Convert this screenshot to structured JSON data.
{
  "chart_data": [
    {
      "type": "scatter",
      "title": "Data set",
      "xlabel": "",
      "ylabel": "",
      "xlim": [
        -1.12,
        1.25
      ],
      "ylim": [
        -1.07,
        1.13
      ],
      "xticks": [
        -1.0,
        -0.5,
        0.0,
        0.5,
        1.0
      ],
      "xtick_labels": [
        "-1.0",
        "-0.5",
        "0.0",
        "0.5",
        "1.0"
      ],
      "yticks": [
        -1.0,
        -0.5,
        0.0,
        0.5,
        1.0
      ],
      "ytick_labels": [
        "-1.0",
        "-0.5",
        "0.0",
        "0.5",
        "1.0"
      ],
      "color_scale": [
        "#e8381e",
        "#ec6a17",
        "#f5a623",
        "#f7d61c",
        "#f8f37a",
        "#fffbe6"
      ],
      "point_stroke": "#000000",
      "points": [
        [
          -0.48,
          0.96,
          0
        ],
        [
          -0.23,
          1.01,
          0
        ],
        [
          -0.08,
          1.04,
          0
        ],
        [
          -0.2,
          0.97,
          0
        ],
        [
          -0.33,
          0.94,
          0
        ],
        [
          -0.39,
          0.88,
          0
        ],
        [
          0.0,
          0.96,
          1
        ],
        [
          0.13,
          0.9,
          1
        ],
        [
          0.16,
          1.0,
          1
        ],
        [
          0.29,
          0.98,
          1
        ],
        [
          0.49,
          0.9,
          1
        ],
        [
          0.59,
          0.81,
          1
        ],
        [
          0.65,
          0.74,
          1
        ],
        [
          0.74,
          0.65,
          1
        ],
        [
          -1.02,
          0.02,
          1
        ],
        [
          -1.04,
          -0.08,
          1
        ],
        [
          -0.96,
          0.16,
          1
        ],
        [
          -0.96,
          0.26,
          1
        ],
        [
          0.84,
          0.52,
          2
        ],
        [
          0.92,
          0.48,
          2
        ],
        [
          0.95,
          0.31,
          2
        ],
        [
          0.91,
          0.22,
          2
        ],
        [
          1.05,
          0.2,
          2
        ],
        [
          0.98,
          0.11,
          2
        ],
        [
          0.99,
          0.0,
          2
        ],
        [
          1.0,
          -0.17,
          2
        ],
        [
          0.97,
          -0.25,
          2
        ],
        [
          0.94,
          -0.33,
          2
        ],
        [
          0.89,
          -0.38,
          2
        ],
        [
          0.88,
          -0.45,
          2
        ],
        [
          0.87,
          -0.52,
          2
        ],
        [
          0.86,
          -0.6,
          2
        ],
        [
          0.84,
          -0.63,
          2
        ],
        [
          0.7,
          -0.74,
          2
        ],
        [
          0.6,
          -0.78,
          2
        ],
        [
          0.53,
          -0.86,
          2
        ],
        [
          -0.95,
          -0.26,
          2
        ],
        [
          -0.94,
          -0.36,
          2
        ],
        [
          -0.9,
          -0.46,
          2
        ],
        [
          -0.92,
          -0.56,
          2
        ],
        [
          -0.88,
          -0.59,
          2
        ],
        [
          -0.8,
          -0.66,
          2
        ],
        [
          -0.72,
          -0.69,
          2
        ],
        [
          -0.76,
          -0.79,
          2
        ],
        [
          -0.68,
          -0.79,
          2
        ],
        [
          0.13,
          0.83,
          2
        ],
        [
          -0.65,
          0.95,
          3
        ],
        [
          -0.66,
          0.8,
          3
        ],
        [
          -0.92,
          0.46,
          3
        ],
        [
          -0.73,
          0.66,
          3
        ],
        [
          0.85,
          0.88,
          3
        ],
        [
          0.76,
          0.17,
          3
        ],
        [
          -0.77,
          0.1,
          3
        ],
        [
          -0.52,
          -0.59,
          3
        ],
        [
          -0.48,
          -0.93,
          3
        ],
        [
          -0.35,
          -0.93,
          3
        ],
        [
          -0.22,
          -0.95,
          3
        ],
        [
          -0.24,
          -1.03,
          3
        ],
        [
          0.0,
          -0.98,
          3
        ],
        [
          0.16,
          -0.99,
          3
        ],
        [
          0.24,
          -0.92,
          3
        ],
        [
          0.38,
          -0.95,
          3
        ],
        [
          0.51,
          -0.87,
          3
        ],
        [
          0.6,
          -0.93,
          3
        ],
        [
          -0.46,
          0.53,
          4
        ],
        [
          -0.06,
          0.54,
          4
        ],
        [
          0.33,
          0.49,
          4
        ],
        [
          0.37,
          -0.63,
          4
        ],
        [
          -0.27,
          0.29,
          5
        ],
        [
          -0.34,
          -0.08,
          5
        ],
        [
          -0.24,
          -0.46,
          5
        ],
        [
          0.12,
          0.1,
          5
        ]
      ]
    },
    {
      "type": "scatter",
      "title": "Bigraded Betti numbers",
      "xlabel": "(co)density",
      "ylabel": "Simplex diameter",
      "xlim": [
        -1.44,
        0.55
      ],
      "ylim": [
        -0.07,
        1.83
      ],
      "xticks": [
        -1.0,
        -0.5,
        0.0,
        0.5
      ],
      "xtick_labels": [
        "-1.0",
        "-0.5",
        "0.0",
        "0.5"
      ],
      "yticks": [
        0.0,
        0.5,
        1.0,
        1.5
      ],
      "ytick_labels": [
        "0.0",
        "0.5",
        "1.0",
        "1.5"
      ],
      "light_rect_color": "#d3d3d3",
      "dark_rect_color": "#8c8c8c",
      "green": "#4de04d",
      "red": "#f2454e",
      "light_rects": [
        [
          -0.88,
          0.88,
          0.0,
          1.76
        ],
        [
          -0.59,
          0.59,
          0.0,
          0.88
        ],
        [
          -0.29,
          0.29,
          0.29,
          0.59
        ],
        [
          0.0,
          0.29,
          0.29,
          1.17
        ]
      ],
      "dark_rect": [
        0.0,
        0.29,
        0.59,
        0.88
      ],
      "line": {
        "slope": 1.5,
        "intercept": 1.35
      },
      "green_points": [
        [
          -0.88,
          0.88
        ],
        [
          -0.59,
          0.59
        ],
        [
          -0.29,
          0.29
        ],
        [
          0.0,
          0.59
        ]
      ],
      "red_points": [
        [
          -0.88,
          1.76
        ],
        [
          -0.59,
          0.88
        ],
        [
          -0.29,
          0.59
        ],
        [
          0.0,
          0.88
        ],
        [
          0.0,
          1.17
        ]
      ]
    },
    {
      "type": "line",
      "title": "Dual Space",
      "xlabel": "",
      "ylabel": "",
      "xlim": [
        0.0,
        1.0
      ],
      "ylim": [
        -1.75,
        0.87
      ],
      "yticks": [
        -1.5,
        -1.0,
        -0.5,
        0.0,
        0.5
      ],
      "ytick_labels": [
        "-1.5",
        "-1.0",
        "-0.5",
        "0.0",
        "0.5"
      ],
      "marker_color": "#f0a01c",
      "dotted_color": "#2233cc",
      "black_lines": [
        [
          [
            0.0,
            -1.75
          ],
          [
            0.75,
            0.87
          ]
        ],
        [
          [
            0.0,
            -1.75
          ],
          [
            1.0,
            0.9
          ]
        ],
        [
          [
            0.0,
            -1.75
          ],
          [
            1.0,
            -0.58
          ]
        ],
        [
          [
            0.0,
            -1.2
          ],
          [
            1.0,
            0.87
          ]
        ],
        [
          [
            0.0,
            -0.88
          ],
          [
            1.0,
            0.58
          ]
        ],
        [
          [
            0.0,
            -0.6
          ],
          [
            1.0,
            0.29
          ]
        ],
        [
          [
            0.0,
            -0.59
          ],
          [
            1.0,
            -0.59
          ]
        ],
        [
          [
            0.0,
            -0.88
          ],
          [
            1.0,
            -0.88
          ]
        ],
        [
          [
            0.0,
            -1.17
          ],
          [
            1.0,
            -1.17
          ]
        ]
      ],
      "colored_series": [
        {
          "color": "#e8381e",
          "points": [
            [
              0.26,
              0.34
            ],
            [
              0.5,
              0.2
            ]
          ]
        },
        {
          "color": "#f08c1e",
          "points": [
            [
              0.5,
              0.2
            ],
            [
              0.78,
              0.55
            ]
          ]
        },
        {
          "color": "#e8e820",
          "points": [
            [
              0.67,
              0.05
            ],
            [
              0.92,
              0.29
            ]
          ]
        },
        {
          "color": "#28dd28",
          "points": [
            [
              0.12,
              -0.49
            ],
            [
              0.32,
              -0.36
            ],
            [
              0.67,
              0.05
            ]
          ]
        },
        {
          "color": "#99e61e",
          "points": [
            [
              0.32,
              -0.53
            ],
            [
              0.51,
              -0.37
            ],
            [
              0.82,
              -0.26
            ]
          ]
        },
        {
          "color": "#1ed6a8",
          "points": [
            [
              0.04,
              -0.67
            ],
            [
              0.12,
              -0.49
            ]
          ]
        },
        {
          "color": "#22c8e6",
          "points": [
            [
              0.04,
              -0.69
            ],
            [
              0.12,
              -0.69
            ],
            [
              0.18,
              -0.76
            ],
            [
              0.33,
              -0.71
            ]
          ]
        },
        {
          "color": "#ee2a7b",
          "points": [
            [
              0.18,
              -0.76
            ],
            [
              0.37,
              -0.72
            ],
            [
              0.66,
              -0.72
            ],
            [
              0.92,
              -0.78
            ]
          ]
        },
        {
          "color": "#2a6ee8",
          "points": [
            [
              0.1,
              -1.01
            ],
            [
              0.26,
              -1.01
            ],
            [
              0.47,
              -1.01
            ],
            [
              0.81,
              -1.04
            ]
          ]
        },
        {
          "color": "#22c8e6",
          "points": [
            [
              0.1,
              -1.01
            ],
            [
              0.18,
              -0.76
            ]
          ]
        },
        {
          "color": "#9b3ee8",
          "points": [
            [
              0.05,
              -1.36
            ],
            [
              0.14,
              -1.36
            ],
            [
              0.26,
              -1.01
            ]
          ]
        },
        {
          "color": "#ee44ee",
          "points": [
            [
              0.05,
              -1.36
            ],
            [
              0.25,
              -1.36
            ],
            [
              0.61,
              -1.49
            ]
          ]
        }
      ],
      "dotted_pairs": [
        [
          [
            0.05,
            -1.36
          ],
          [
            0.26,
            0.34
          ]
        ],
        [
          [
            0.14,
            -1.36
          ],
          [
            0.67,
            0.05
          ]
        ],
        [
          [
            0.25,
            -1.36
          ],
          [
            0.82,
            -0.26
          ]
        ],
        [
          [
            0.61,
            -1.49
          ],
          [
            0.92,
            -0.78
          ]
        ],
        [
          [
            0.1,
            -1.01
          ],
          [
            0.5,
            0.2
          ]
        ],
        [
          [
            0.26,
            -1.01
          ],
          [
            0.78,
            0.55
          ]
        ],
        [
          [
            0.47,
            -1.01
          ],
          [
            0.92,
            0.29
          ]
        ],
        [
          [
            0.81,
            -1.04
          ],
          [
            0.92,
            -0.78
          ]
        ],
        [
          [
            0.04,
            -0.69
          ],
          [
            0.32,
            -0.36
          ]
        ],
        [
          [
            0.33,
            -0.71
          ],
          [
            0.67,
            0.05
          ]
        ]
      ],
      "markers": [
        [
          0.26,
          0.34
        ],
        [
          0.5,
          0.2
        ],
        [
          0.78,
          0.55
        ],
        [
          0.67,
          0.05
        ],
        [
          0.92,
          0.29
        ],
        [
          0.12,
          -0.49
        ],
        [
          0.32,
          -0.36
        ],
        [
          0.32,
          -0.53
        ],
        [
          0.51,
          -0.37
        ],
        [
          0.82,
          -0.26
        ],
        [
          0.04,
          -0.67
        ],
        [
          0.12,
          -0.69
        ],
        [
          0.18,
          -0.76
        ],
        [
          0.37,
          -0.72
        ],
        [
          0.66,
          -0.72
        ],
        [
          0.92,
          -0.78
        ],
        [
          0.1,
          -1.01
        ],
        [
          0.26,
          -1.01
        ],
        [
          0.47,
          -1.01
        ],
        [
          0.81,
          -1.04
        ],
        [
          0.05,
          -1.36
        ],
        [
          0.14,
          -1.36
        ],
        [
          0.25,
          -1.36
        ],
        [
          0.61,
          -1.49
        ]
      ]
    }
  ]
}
● ● ●
GIVEN REQUEST
Copy out every line of the data that includes "title".

SOLUTION
      "title": "Data set",
      "title": "Bigraded Betti numbers",
      "title": "Dual Space",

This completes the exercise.